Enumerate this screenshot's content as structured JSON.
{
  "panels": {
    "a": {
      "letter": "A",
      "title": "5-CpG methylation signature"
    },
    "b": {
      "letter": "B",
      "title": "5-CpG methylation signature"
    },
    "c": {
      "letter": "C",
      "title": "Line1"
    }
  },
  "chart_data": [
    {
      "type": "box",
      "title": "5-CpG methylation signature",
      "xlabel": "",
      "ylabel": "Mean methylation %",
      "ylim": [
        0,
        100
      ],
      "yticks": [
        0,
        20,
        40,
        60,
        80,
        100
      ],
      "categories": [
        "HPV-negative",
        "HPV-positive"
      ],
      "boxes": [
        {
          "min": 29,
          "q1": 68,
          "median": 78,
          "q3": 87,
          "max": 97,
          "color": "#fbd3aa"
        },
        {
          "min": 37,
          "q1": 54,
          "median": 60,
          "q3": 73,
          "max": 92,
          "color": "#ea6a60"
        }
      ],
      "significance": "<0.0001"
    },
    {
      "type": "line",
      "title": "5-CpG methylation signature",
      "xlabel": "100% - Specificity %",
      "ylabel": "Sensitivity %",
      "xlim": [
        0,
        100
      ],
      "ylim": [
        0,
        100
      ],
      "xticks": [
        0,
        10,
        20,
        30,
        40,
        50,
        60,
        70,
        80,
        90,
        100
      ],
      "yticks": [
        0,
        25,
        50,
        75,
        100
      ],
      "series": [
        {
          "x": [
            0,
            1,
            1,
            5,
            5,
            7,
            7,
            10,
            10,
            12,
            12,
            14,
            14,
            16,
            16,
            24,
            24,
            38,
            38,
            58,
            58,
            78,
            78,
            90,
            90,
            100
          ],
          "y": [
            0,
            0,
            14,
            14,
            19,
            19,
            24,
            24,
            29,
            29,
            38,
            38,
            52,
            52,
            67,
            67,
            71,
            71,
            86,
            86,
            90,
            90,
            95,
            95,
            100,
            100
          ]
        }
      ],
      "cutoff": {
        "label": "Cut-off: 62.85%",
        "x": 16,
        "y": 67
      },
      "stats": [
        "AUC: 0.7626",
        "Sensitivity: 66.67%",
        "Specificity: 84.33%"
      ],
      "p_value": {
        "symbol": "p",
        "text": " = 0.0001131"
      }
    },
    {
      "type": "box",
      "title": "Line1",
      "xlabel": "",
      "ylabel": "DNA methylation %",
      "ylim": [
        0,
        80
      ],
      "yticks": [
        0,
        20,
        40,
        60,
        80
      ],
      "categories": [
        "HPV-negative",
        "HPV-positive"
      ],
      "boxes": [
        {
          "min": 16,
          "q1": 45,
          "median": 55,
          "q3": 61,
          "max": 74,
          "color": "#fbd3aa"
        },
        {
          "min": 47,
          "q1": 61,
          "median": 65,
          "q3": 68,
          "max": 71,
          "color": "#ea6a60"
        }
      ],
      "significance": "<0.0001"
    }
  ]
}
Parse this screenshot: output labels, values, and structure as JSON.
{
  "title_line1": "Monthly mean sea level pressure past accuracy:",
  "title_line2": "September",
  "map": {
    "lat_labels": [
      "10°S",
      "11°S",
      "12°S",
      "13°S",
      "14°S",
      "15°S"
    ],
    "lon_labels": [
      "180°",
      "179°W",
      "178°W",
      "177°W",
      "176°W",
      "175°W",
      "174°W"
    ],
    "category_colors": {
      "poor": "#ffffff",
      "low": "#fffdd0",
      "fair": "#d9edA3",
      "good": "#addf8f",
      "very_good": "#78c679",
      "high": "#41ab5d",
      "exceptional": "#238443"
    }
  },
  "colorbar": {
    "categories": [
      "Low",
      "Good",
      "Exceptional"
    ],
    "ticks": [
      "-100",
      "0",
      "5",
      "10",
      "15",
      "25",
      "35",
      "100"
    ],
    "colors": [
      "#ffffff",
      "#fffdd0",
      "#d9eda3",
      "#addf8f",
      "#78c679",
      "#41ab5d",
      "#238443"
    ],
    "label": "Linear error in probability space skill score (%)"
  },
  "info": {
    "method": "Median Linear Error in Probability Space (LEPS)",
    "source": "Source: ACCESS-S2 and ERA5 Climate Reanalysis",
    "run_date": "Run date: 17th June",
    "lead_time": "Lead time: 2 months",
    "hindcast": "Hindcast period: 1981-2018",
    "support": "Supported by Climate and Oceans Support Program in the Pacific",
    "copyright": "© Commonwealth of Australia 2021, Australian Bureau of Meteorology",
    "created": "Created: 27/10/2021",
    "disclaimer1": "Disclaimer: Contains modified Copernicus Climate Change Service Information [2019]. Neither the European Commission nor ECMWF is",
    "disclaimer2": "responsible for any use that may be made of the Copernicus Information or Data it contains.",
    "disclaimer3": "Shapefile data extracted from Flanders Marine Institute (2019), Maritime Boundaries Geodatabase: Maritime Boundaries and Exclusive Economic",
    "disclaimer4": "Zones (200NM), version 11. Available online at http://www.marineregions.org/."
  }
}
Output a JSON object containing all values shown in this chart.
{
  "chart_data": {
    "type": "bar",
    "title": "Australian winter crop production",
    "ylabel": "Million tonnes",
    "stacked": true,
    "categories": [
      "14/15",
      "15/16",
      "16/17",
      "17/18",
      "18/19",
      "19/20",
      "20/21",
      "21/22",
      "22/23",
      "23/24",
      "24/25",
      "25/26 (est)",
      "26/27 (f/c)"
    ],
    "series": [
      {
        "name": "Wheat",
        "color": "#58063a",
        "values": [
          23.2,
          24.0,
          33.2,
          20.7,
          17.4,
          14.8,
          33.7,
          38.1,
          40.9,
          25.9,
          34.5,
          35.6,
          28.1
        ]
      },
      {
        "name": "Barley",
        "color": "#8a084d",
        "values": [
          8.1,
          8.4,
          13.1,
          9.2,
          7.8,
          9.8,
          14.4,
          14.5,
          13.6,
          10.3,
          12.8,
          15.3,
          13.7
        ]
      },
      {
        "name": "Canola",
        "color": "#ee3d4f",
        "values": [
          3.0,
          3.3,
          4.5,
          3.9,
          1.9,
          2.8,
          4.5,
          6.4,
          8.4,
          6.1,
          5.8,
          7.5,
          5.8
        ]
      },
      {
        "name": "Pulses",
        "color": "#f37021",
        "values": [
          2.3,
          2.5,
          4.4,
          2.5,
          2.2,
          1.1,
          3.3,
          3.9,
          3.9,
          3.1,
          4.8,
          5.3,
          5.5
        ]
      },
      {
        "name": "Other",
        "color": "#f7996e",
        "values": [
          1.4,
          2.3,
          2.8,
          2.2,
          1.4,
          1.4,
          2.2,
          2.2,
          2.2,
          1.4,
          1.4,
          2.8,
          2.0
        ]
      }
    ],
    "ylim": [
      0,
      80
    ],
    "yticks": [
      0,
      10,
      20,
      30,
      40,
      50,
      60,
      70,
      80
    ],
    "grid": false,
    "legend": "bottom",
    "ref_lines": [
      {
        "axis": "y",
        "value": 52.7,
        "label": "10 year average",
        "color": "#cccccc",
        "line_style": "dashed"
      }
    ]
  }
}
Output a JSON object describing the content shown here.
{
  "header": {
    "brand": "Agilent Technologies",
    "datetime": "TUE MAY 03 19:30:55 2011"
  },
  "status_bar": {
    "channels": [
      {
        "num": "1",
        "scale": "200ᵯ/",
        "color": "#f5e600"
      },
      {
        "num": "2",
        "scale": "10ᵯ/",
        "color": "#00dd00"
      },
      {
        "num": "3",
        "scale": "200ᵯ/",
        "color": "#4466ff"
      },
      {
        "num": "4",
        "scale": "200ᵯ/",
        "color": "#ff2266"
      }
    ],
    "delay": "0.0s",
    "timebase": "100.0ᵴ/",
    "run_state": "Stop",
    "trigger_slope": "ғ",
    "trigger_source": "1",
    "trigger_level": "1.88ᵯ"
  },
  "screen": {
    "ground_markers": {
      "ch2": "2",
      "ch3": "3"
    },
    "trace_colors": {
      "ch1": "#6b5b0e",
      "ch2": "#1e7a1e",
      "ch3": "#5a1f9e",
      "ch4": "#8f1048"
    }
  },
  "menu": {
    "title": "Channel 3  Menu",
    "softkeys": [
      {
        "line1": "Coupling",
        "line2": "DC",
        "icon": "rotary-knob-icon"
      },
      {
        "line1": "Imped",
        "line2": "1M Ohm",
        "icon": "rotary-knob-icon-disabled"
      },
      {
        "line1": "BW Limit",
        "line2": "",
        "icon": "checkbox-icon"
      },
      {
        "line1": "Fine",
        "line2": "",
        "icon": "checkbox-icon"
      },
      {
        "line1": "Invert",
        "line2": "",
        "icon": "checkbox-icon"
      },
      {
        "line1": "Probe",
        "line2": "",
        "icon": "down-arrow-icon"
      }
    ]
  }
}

> **Written problem**
Show every line from the entries above in which the word "Information" appears.

> **Solution below**
    "disclaimer1": "Disclaimer: Contains modified Copernicus Climate Change Service Information [2019]. Neither the European Commission nor ECMWF is",
    "disclaimer2": "responsible for any use that may be made of the Copernicus Information or Data it contains.",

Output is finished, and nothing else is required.